╭─ Data for this task
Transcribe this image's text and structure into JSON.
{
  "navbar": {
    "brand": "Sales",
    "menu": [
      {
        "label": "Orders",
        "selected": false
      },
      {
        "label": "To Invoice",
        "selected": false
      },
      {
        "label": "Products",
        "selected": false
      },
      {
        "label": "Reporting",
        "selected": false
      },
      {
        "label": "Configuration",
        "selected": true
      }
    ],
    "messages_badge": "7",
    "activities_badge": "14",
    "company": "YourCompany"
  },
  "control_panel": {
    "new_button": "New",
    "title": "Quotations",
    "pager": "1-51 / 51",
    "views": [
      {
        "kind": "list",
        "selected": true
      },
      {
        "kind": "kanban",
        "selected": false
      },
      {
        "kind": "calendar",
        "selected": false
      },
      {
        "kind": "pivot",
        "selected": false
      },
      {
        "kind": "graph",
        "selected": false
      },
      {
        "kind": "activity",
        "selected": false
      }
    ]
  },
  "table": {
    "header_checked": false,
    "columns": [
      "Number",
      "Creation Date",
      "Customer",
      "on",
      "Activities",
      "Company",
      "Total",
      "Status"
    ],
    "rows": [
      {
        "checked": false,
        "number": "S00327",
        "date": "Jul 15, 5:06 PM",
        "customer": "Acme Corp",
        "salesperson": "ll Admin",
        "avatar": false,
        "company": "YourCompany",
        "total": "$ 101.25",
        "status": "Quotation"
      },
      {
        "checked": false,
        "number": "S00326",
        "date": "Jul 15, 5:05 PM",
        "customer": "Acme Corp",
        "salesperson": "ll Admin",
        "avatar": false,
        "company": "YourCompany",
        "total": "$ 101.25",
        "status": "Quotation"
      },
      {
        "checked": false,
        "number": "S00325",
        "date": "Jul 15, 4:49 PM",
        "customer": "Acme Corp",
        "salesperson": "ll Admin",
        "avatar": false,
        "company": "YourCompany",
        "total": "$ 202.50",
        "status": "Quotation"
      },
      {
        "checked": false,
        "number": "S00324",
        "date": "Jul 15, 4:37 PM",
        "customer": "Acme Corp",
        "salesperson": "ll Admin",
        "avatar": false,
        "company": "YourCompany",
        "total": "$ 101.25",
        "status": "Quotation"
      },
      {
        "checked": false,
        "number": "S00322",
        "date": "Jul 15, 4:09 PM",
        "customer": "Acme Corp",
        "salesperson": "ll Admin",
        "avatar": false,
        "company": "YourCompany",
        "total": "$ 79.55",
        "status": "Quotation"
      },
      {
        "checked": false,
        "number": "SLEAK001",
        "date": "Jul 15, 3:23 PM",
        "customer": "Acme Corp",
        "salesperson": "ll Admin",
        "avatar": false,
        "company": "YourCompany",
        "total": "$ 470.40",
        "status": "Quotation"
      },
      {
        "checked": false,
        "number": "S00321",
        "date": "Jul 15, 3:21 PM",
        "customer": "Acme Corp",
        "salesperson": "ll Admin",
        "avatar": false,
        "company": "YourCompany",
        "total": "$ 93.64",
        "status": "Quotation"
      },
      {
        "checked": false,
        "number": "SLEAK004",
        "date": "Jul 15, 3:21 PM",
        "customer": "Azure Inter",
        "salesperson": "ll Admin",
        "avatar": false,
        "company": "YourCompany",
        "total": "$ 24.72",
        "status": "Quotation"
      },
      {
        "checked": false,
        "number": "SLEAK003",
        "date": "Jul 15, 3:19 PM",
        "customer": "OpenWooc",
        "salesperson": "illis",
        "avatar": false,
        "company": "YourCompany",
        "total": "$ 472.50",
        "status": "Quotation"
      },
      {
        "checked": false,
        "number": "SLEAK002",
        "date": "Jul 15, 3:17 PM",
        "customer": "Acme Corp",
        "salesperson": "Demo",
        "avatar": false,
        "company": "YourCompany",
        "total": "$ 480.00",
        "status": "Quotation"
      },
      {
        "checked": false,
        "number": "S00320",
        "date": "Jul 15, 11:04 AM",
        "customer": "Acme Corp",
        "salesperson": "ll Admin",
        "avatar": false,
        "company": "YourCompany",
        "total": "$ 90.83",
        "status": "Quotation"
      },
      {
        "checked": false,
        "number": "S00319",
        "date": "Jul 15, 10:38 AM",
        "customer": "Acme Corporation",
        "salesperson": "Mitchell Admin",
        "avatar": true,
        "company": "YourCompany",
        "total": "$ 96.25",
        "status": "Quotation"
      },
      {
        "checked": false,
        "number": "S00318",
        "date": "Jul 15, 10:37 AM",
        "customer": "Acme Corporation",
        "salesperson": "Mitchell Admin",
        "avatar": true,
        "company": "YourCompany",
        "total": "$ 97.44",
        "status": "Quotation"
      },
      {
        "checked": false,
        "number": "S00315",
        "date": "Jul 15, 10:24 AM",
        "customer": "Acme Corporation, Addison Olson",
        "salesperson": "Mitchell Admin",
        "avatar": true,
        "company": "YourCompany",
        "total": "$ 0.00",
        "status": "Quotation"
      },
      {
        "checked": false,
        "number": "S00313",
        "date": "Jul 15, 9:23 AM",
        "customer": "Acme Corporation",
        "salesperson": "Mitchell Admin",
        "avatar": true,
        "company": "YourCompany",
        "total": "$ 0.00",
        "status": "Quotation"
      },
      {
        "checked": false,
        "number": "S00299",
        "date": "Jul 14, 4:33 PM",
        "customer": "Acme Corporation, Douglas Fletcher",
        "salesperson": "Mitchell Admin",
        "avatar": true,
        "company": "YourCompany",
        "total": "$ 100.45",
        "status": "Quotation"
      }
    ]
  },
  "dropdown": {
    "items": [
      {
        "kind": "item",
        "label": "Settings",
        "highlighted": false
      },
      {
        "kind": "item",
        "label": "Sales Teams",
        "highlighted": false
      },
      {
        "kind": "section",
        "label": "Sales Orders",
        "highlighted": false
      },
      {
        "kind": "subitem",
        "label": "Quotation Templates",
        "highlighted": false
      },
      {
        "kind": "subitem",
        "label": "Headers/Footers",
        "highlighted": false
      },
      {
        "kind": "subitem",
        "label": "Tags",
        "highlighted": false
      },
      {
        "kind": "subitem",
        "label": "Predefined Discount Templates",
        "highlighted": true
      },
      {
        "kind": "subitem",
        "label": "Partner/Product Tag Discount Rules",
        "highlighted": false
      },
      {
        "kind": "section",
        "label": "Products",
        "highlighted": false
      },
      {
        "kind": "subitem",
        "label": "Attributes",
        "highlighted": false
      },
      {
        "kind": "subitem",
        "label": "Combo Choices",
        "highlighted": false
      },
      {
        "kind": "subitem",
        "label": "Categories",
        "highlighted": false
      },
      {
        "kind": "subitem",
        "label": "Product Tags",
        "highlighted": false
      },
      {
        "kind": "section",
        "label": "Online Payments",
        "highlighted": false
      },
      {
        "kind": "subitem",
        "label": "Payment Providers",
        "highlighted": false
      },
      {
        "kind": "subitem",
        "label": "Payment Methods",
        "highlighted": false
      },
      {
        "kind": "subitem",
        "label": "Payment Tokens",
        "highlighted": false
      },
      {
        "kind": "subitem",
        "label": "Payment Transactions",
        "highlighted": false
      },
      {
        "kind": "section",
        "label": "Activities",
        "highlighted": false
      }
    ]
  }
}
╰─
Aim
Identify every line holding the word "Discount" and copy it out.

The output
        "label": "Predefined Discount Templates",
        "label": "Partner/Product Tag Discount Rules",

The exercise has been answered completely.